INPUT RECORDS →
* * *
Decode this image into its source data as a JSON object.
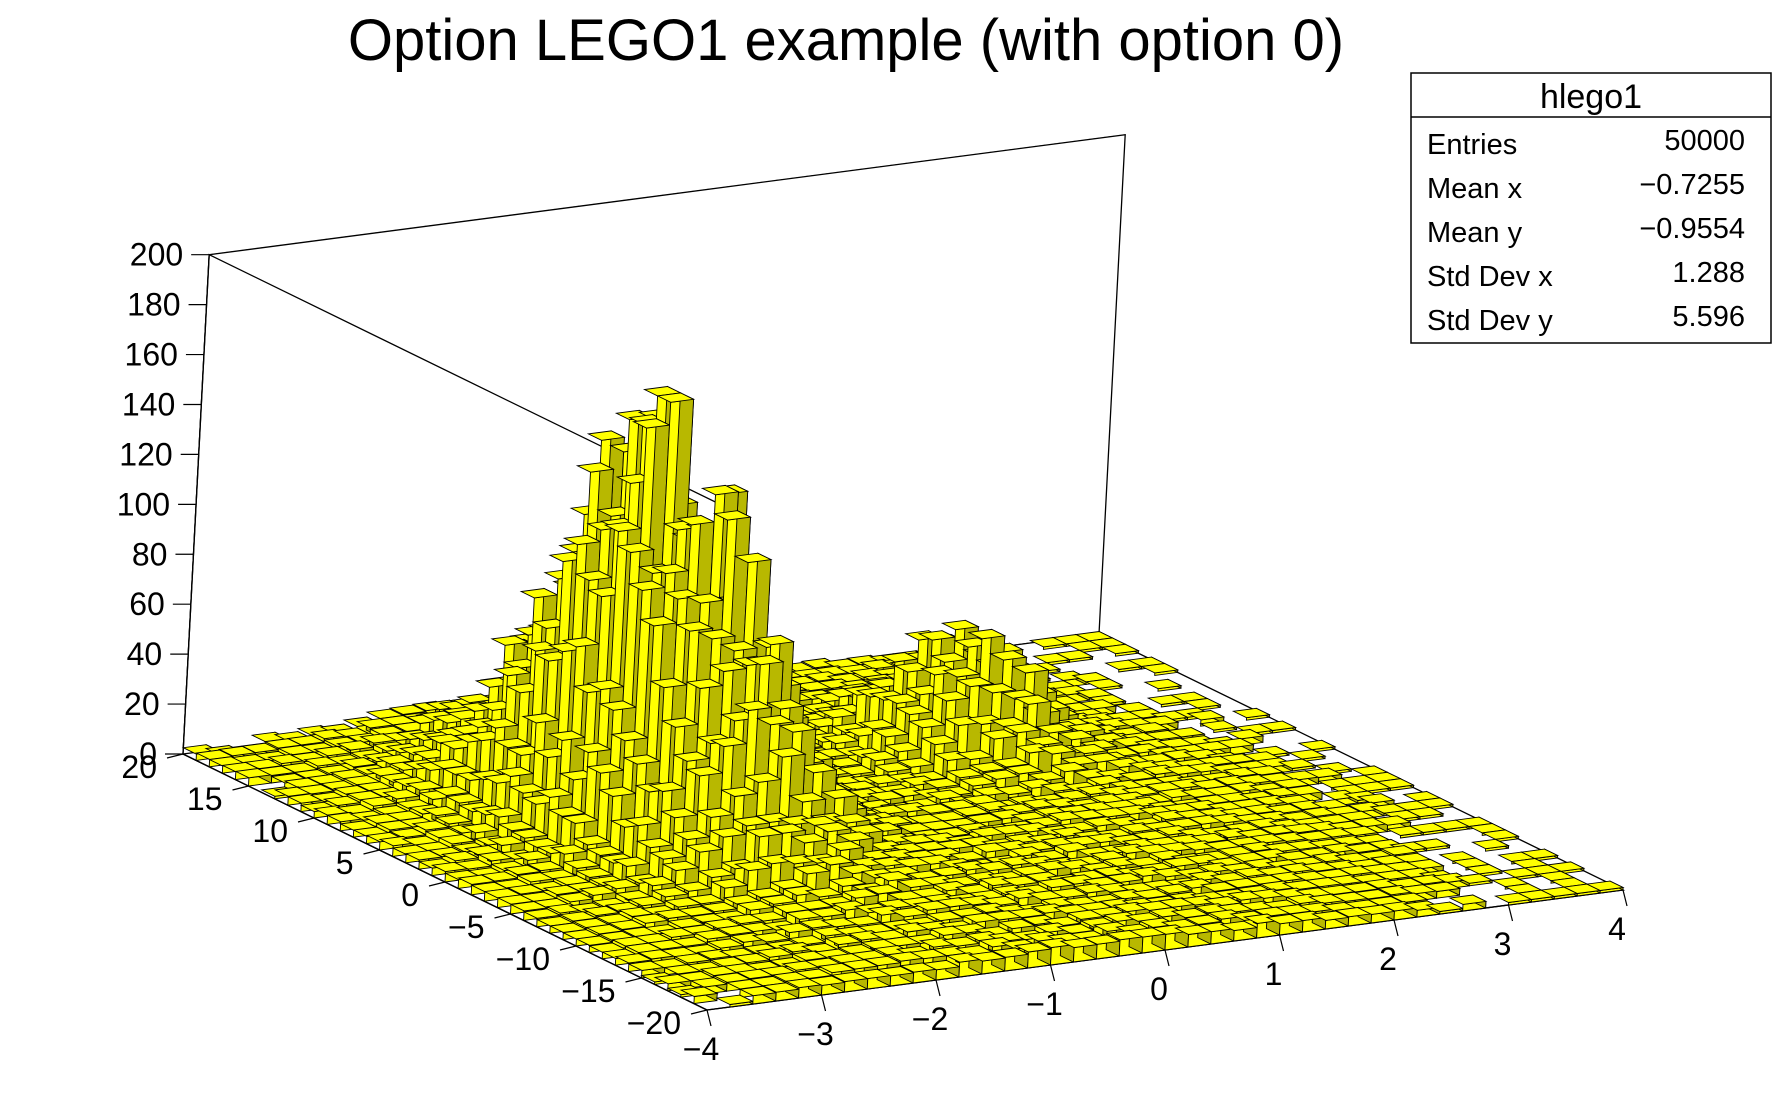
{
  "chart_data": {
    "type": "lego",
    "title": "Option LEGO1 example (with option 0)",
    "bar_color": "#ffff00",
    "x_axis": {
      "range": [
        -4,
        4
      ],
      "ticks": [
        "−4",
        "−3",
        "−2",
        "−1",
        "0",
        "1",
        "2",
        "3",
        "4"
      ]
    },
    "y_axis": {
      "range": [
        -20,
        20
      ],
      "ticks": [
        "−20",
        "−15",
        "−10",
        "−5",
        "0",
        "5",
        "10",
        "15",
        "20"
      ]
    },
    "z_axis": {
      "range": [
        0,
        200
      ],
      "ticks": [
        "0",
        "20",
        "40",
        "60",
        "80",
        "100",
        "120",
        "140",
        "160",
        "180",
        "200"
      ]
    },
    "grid": true,
    "option_0": true,
    "peaks": [
      {
        "x": -1.85,
        "y": 3.5,
        "height": 150,
        "sigma_x": 0.5,
        "sigma_y": 5.5
      },
      {
        "x": 1.3,
        "y": 7.0,
        "height": 45,
        "sigma_x": 0.45,
        "sigma_y": 3.0
      }
    ],
    "background_level": 9,
    "stats": {
      "name": "hlego1",
      "rows": [
        {
          "label": "Entries",
          "value": "50000"
        },
        {
          "label": "Mean x",
          "value": "−0.7255"
        },
        {
          "label": "Mean y",
          "value": "−0.9554"
        },
        {
          "label": "Std Dev x",
          "value": "1.288"
        },
        {
          "label": "Std Dev y",
          "value": "5.596"
        }
      ]
    }
  }
}
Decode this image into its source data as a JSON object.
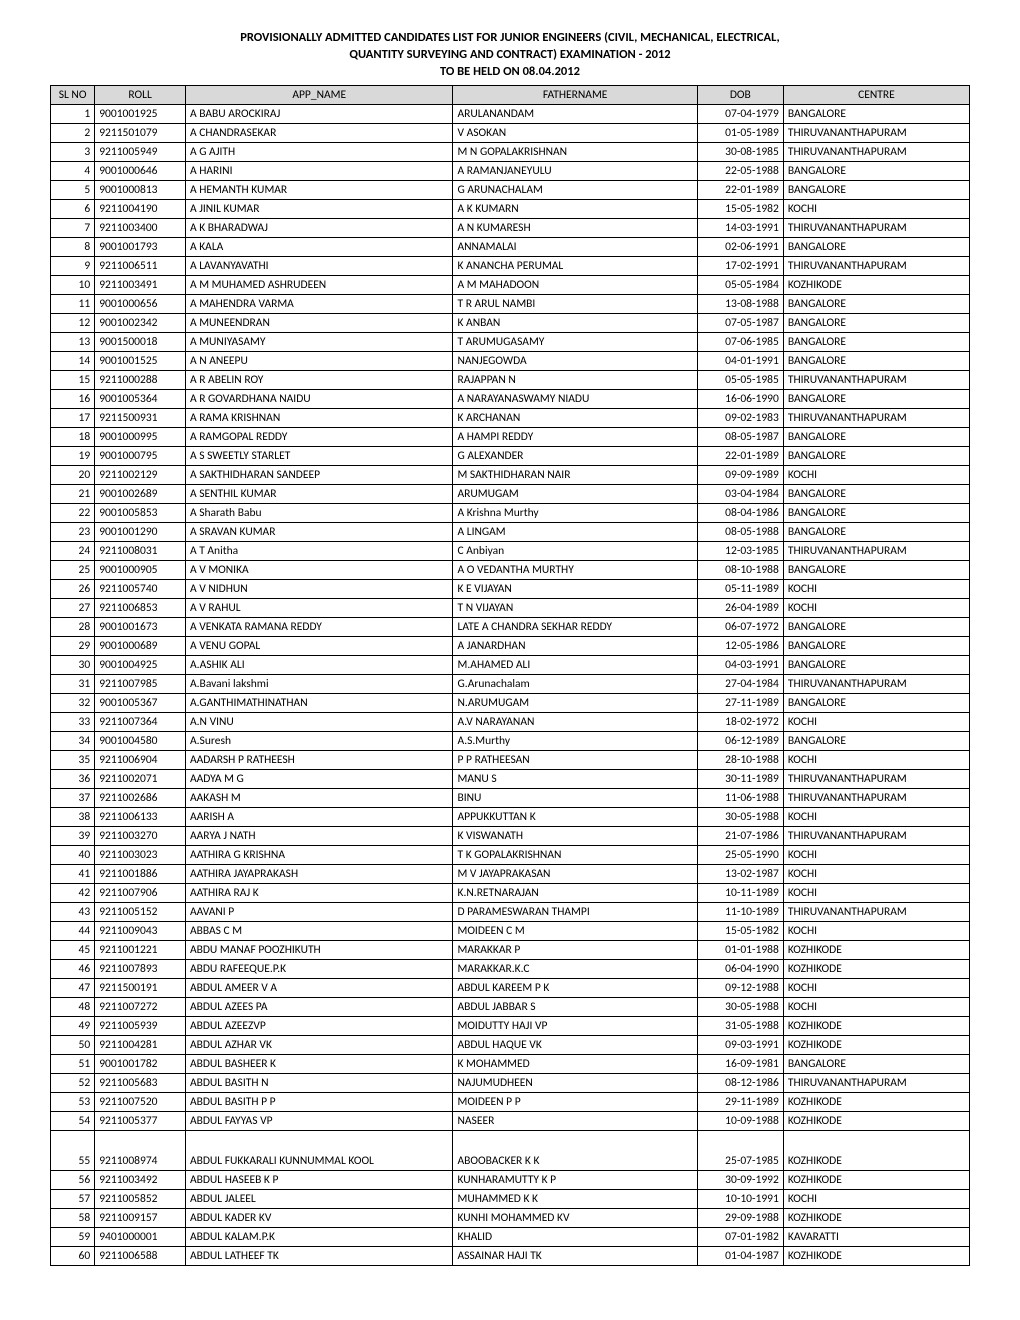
{
  "title": {
    "line1": "PROVISIONALLY ADMITTED CANDIDATES LIST FOR JUNIOR ENGINEERS (CIVIL, MECHANICAL,  ELECTRICAL,",
    "line2": "QUANTITY SURVEYING AND CONTRACT) EXAMINATION - 2012",
    "line3": "TO BE HELD ON 08.04.2012"
  },
  "headers": {
    "slno": "SL NO",
    "roll": "ROLL",
    "app_name": "APP_NAME",
    "fathername": "FATHERNAME",
    "dob": "DOB",
    "centre": "CENTRE"
  },
  "rows": [
    {
      "sl": "1",
      "roll": "9001001925",
      "name": "A  BABU AROCKIRAJ",
      "father": "ARULANANDAM",
      "dob": "07-04-1979",
      "centre": "BANGALORE"
    },
    {
      "sl": "2",
      "roll": "9211501079",
      "name": "A CHANDRASEKAR",
      "father": "V ASOKAN",
      "dob": "01-05-1989",
      "centre": "THIRUVANANTHAPURAM"
    },
    {
      "sl": "3",
      "roll": "9211005949",
      "name": "A G AJITH",
      "father": "M N GOPALAKRISHNAN",
      "dob": "30-08-1985",
      "centre": "THIRUVANANTHAPURAM"
    },
    {
      "sl": "4",
      "roll": "9001000646",
      "name": "A HARINI",
      "father": "A RAMANJANEYULU",
      "dob": "22-05-1988",
      "centre": "BANGALORE"
    },
    {
      "sl": "5",
      "roll": "9001000813",
      "name": "A HEMANTH KUMAR",
      "father": "G ARUNACHALAM",
      "dob": "22-01-1989",
      "centre": "BANGALORE"
    },
    {
      "sl": "6",
      "roll": "9211004190",
      "name": "A JINIL KUMAR",
      "father": "A K KUMARN",
      "dob": "15-05-1982",
      "centre": "KOCHI"
    },
    {
      "sl": "7",
      "roll": "9211003400",
      "name": "A K BHARADWAJ",
      "father": "A N KUMARESH",
      "dob": "14-03-1991",
      "centre": "THIRUVANANTHAPURAM"
    },
    {
      "sl": "8",
      "roll": "9001001793",
      "name": "A KALA",
      "father": "ANNAMALAI",
      "dob": "02-06-1991",
      "centre": "BANGALORE"
    },
    {
      "sl": "9",
      "roll": "9211006511",
      "name": "A LAVANYAVATHI",
      "father": "K ANANCHA PERUMAL",
      "dob": "17-02-1991",
      "centre": "THIRUVANANTHAPURAM"
    },
    {
      "sl": "10",
      "roll": "9211003491",
      "name": "A M MUHAMED ASHRUDEEN",
      "father": "A M MAHADOON",
      "dob": "05-05-1984",
      "centre": "KOZHIKODE"
    },
    {
      "sl": "11",
      "roll": "9001000656",
      "name": "A MAHENDRA VARMA",
      "father": "T R ARUL NAMBI",
      "dob": "13-08-1988",
      "centre": "BANGALORE"
    },
    {
      "sl": "12",
      "roll": "9001002342",
      "name": "A MUNEENDRAN",
      "father": "K ANBAN",
      "dob": "07-05-1987",
      "centre": "BANGALORE"
    },
    {
      "sl": "13",
      "roll": "9001500018",
      "name": "A MUNIYASAMY",
      "father": "T ARUMUGASAMY",
      "dob": "07-06-1985",
      "centre": "BANGALORE"
    },
    {
      "sl": "14",
      "roll": "9001001525",
      "name": "A N ANEEPU",
      "father": "NANJEGOWDA",
      "dob": "04-01-1991",
      "centre": "BANGALORE"
    },
    {
      "sl": "15",
      "roll": "9211000288",
      "name": "A R ABELIN ROY",
      "father": "RAJAPPAN N",
      "dob": "05-05-1985",
      "centre": "THIRUVANANTHAPURAM"
    },
    {
      "sl": "16",
      "roll": "9001005364",
      "name": "A R GOVARDHANA NAIDU",
      "father": "A NARAYANASWAMY NIADU",
      "dob": "16-06-1990",
      "centre": "BANGALORE"
    },
    {
      "sl": "17",
      "roll": "9211500931",
      "name": "A RAMA KRISHNAN",
      "father": "K ARCHANAN",
      "dob": "09-02-1983",
      "centre": "THIRUVANANTHAPURAM"
    },
    {
      "sl": "18",
      "roll": "9001000995",
      "name": "A RAMGOPAL REDDY",
      "father": "A HAMPI REDDY",
      "dob": "08-05-1987",
      "centre": "BANGALORE"
    },
    {
      "sl": "19",
      "roll": "9001000795",
      "name": "A S SWEETLY STARLET",
      "father": "G ALEXANDER",
      "dob": "22-01-1989",
      "centre": "BANGALORE"
    },
    {
      "sl": "20",
      "roll": "9211002129",
      "name": "A SAKTHIDHARAN SANDEEP",
      "father": "M SAKTHIDHARAN NAIR",
      "dob": "09-09-1989",
      "centre": "KOCHI"
    },
    {
      "sl": "21",
      "roll": "9001002689",
      "name": "A SENTHIL KUMAR",
      "father": "ARUMUGAM",
      "dob": "03-04-1984",
      "centre": "BANGALORE"
    },
    {
      "sl": "22",
      "roll": "9001005853",
      "name": "A Sharath Babu",
      "father": "A Krishna Murthy",
      "dob": "08-04-1986",
      "centre": "BANGALORE"
    },
    {
      "sl": "23",
      "roll": "9001001290",
      "name": "A SRAVAN KUMAR",
      "father": "A LINGAM",
      "dob": "08-05-1988",
      "centre": "BANGALORE"
    },
    {
      "sl": "24",
      "roll": "9211008031",
      "name": "A T Anitha",
      "father": "C Anbiyan",
      "dob": "12-03-1985",
      "centre": "THIRUVANANTHAPURAM"
    },
    {
      "sl": "25",
      "roll": "9001000905",
      "name": "A V MONIKA",
      "father": "A O VEDANTHA MURTHY",
      "dob": "08-10-1988",
      "centre": "BANGALORE"
    },
    {
      "sl": "26",
      "roll": "9211005740",
      "name": "A V NIDHUN",
      "father": "K E VIJAYAN",
      "dob": "05-11-1989",
      "centre": "KOCHI"
    },
    {
      "sl": "27",
      "roll": "9211006853",
      "name": "A V RAHUL",
      "father": "T N VIJAYAN",
      "dob": "26-04-1989",
      "centre": "KOCHI"
    },
    {
      "sl": "28",
      "roll": "9001001673",
      "name": "A VENKATA RAMANA REDDY",
      "father": "LATE A CHANDRA SEKHAR REDDY",
      "dob": "06-07-1972",
      "centre": "BANGALORE"
    },
    {
      "sl": "29",
      "roll": "9001000689",
      "name": "A VENU GOPAL",
      "father": "A JANARDHAN",
      "dob": "12-05-1986",
      "centre": "BANGALORE"
    },
    {
      "sl": "30",
      "roll": "9001004925",
      "name": "A.ASHIK ALI",
      "father": "M.AHAMED ALI",
      "dob": "04-03-1991",
      "centre": "BANGALORE"
    },
    {
      "sl": "31",
      "roll": "9211007985",
      "name": "A.Bavani lakshmi",
      "father": "G.Arunachalam",
      "dob": "27-04-1984",
      "centre": "THIRUVANANTHAPURAM"
    },
    {
      "sl": "32",
      "roll": "9001005367",
      "name": "A.GANTHIMATHINATHAN",
      "father": "N.ARUMUGAM",
      "dob": "27-11-1989",
      "centre": "BANGALORE"
    },
    {
      "sl": "33",
      "roll": "9211007364",
      "name": "A.N VINU",
      "father": "A.V NARAYANAN",
      "dob": "18-02-1972",
      "centre": "KOCHI"
    },
    {
      "sl": "34",
      "roll": "9001004580",
      "name": "A.Suresh",
      "father": "A.S.Murthy",
      "dob": "06-12-1989",
      "centre": "BANGALORE"
    },
    {
      "sl": "35",
      "roll": "9211006904",
      "name": "AADARSH P RATHEESH",
      "father": "P P RATHEESAN",
      "dob": "28-10-1988",
      "centre": "KOCHI"
    },
    {
      "sl": "36",
      "roll": "9211002071",
      "name": "AADYA M G",
      "father": "MANU S",
      "dob": "30-11-1989",
      "centre": "THIRUVANANTHAPURAM"
    },
    {
      "sl": "37",
      "roll": "9211002686",
      "name": "AAKASH M",
      "father": "BINU",
      "dob": "11-06-1988",
      "centre": "THIRUVANANTHAPURAM"
    },
    {
      "sl": "38",
      "roll": "9211006133",
      "name": "AARISH A",
      "father": "APPUKKUTTAN K",
      "dob": "30-05-1988",
      "centre": "KOCHI"
    },
    {
      "sl": "39",
      "roll": "9211003270",
      "name": "AARYA J NATH",
      "father": "K VISWANATH",
      "dob": "21-07-1986",
      "centre": "THIRUVANANTHAPURAM"
    },
    {
      "sl": "40",
      "roll": "9211003023",
      "name": "AATHIRA G KRISHNA",
      "father": "T K GOPALAKRISHNAN",
      "dob": "25-05-1990",
      "centre": "KOCHI"
    },
    {
      "sl": "41",
      "roll": "9211001886",
      "name": "AATHIRA JAYAPRAKASH",
      "father": "M V JAYAPRAKASAN",
      "dob": "13-02-1987",
      "centre": "KOCHI"
    },
    {
      "sl": "42",
      "roll": "9211007906",
      "name": "AATHIRA RAJ K",
      "father": "K.N.RETNARAJAN",
      "dob": "10-11-1989",
      "centre": "KOCHI"
    },
    {
      "sl": "43",
      "roll": "9211005152",
      "name": "AAVANI P",
      "father": "D PARAMESWARAN THAMPI",
      "dob": "11-10-1989",
      "centre": "THIRUVANANTHAPURAM"
    },
    {
      "sl": "44",
      "roll": "9211009043",
      "name": "ABBAS C M",
      "father": "MOIDEEN C M",
      "dob": "15-05-1982",
      "centre": "KOCHI"
    },
    {
      "sl": "45",
      "roll": "9211001221",
      "name": "ABDU MANAF POOZHIKUTH",
      "father": "MARAKKAR P",
      "dob": "01-01-1988",
      "centre": "KOZHIKODE"
    },
    {
      "sl": "46",
      "roll": "9211007893",
      "name": "ABDU RAFEEQUE.P.K",
      "father": "MARAKKAR.K.C",
      "dob": "06-04-1990",
      "centre": "KOZHIKODE"
    },
    {
      "sl": "47",
      "roll": "9211500191",
      "name": "ABDUL AMEER V A",
      "father": "ABDUL KAREEM P K",
      "dob": "09-12-1988",
      "centre": "KOCHI"
    },
    {
      "sl": "48",
      "roll": "9211007272",
      "name": "ABDUL AZEES PA",
      "father": "ABDUL JABBAR S",
      "dob": "30-05-1988",
      "centre": "KOCHI"
    },
    {
      "sl": "49",
      "roll": "9211005939",
      "name": "ABDUL AZEEZVP",
      "father": "MOIDUTTY HAJI VP",
      "dob": "31-05-1988",
      "centre": "KOZHIKODE"
    },
    {
      "sl": "50",
      "roll": "9211004281",
      "name": "ABDUL AZHAR VK",
      "father": "ABDUL HAQUE VK",
      "dob": "09-03-1991",
      "centre": "KOZHIKODE"
    },
    {
      "sl": "51",
      "roll": "9001001782",
      "name": "ABDUL BASHEER K",
      "father": "K MOHAMMED",
      "dob": "16-09-1981",
      "centre": "BANGALORE"
    },
    {
      "sl": "52",
      "roll": "9211005683",
      "name": "ABDUL BASITH N",
      "father": "NAJUMUDHEEN",
      "dob": "08-12-1986",
      "centre": "THIRUVANANTHAPURAM"
    },
    {
      "sl": "53",
      "roll": "9211007520",
      "name": "ABDUL BASITH P P",
      "father": "MOIDEEN P P",
      "dob": "29-11-1989",
      "centre": "KOZHIKODE"
    },
    {
      "sl": "54",
      "roll": "9211005377",
      "name": "ABDUL FAYYAS VP",
      "father": "NASEER",
      "dob": "10-09-1988",
      "centre": "KOZHIKODE"
    },
    {
      "sl": "55",
      "roll": "9211008974",
      "name": "ABDUL FUKKARALI KUNNUMMAL KOOL",
      "father": "ABOOBACKER K K",
      "dob": "25-07-1985",
      "centre": "KOZHIKODE",
      "tall": true
    },
    {
      "sl": "56",
      "roll": "9211003492",
      "name": "ABDUL HASEEB K P",
      "father": "KUNHARAMUTTY K P",
      "dob": "30-09-1992",
      "centre": "KOZHIKODE"
    },
    {
      "sl": "57",
      "roll": "9211005852",
      "name": "ABDUL JALEEL",
      "father": "MUHAMMED K K",
      "dob": "10-10-1991",
      "centre": "KOCHI"
    },
    {
      "sl": "58",
      "roll": "9211009157",
      "name": "ABDUL KADER KV",
      "father": "KUNHI MOHAMMED KV",
      "dob": "29-09-1988",
      "centre": "KOZHIKODE"
    },
    {
      "sl": "59",
      "roll": "9401000001",
      "name": "ABDUL KALAM.P.K",
      "father": "KHALID",
      "dob": "07-01-1982",
      "centre": "KAVARATTI"
    },
    {
      "sl": "60",
      "roll": "9211006588",
      "name": "ABDUL LATHEEF TK",
      "father": "ASSAINAR HAJI TK",
      "dob": "01-04-1987",
      "centre": "KOZHIKODE"
    }
  ]
}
* * *
TASK PROMPT →
Lines holding the word "value" in the entries above are the ones to pull out. Copy them all.

OUTPUT OF THE TASK →
          "value": "50000"
          "value": "−0.7255"
          "value": "−0.9554"
          "value": "1.288"
          "value": "5.596"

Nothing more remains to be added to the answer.